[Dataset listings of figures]
━━━
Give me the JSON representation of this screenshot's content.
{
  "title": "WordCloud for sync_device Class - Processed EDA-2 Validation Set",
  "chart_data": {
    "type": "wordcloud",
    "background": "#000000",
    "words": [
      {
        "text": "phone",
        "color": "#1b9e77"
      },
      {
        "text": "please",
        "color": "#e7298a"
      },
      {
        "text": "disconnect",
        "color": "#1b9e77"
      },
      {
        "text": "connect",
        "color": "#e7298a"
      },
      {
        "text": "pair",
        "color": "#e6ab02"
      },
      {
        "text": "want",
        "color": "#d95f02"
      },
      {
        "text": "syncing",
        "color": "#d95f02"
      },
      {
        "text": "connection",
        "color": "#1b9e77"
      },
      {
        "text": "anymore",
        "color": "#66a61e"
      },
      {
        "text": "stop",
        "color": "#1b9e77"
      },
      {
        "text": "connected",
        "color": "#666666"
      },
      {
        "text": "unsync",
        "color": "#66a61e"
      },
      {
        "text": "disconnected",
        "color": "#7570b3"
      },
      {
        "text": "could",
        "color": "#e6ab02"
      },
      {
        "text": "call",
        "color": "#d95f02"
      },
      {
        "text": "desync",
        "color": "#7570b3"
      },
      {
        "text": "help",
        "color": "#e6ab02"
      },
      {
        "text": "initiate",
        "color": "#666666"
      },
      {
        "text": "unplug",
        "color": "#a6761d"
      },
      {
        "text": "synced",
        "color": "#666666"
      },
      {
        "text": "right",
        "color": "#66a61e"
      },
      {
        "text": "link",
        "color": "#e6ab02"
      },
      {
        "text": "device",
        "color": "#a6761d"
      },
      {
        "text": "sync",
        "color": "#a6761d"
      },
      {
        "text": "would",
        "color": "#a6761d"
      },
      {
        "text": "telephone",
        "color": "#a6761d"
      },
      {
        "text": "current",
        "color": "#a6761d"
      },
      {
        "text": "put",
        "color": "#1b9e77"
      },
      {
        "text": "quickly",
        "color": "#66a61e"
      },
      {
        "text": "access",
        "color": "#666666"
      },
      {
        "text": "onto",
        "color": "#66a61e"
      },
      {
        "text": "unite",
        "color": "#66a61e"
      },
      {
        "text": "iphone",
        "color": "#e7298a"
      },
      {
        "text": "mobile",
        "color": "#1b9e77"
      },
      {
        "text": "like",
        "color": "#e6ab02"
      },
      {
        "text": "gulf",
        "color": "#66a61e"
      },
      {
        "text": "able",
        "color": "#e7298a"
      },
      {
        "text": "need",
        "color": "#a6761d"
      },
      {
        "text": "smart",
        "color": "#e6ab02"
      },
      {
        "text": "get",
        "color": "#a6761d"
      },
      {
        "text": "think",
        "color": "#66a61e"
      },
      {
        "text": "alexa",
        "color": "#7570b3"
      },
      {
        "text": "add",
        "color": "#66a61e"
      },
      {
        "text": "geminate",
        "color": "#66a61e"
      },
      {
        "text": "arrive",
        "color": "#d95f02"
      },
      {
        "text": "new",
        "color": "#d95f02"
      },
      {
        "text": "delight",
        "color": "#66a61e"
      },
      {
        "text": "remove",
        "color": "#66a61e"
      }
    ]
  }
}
━━━
▶ EXERCISE BRIEF: Emit the full listing verbatim.

▶ THE REPLY:
Give me the JSON representation of this screenshot's content.
{
  "title": "WordCloud for sync_device Class - Processed EDA-2 Validation Set",
  "chart_data": {
    "type": "wordcloud",
    "background": "#000000",
    "words": [
      {
        "text": "phone",
        "color": "#1b9e77"
      },
      {
        "text": "please",
        "color": "#e7298a"
      },
      {
        "text": "disconnect",
        "color": "#1b9e77"
      },
      {
        "text": "connect",
        "color": "#e7298a"
      },
      {
        "text": "pair",
        "color": "#e6ab02"
      },
      {
        "text": "want",
        "color": "#d95f02"
      },
      {
        "text": "syncing",
        "color": "#d95f02"
      },
      {
        "text": "connection",
        "color": "#1b9e77"
      },
      {
        "text": "anymore",
        "color": "#66a61e"
      },
      {
        "text": "stop",
        "color": "#1b9e77"
      },
      {
        "text": "connected",
        "color": "#666666"
      },
      {
        "text": "unsync",
        "color": "#66a61e"
      },
      {
        "text": "disconnected",
        "color": "#7570b3"
      },
      {
        "text": "could",
        "color": "#e6ab02"
      },
      {
        "text": "call",
        "color": "#d95f02"
      },
      {
        "text": "desync",
        "color": "#7570b3"
      },
      {
        "text": "help",
        "color": "#e6ab02"
      },
      {
        "text": "initiate",
        "color": "#666666"
      },
      {
        "text": "unplug",
        "color": "#a6761d"
      },
      {
        "text": "synced",
        "color": "#666666"
      },
      {
        "text": "right",
        "color": "#66a61e"
      },
      {
        "text": "link",
        "color": "#e6ab02"
      },
      {
        "text": "device",
        "color": "#a6761d"
      },
      {
        "text": "sync",
        "color": "#a6761d"
      },
      {
        "text": "would",
        "color": "#a6761d"
      },
      {
        "text": "telephone",
        "color": "#a6761d"
      },
      {
        "text": "current",
        "color": "#a6761d"
      },
      {
        "text": "put",
        "color": "#1b9e77"
      },
      {
        "text": "quickly",
        "color": "#66a61e"
      },
      {
        "text": "access",
        "color": "#666666"
      },
      {
        "text": "onto",
        "color": "#66a61e"
      },
      {
        "text": "unite",
        "color": "#66a61e"
      },
      {
        "text": "iphone",
        "color": "#e7298a"
      },
      {
        "text": "mobile",
        "color": "#1b9e77"
      },
      {
        "text": "like",
        "color": "#e6ab02"
      },
      {
        "text": "gulf",
        "color": "#66a61e"
      },
      {
        "text": "able",
        "color": "#e7298a"
      },
      {
        "text": "need",
        "color": "#a6761d"
      },
      {
        "text": "smart",
        "color": "#e6ab02"
      },
      {
        "text": "get",
        "color": "#a6761d"
      },
      {
        "text": "think",
        "color": "#66a61e"
      },
      {
        "text": "alexa",
        "color": "#7570b3"
      },
      {
        "text": "add",
        "color": "#66a61e"
      },
      {
        "text": "geminate",
        "color": "#66a61e"
      },
      {
        "text": "arrive",
        "color": "#d95f02"
      },
      {
        "text": "new",
        "color": "#d95f02"
      },
      {
        "text": "delight",
        "color": "#66a61e"
      },
      {
        "text": "remove",
        "color": "#66a61e"
      }
    ]
  }
}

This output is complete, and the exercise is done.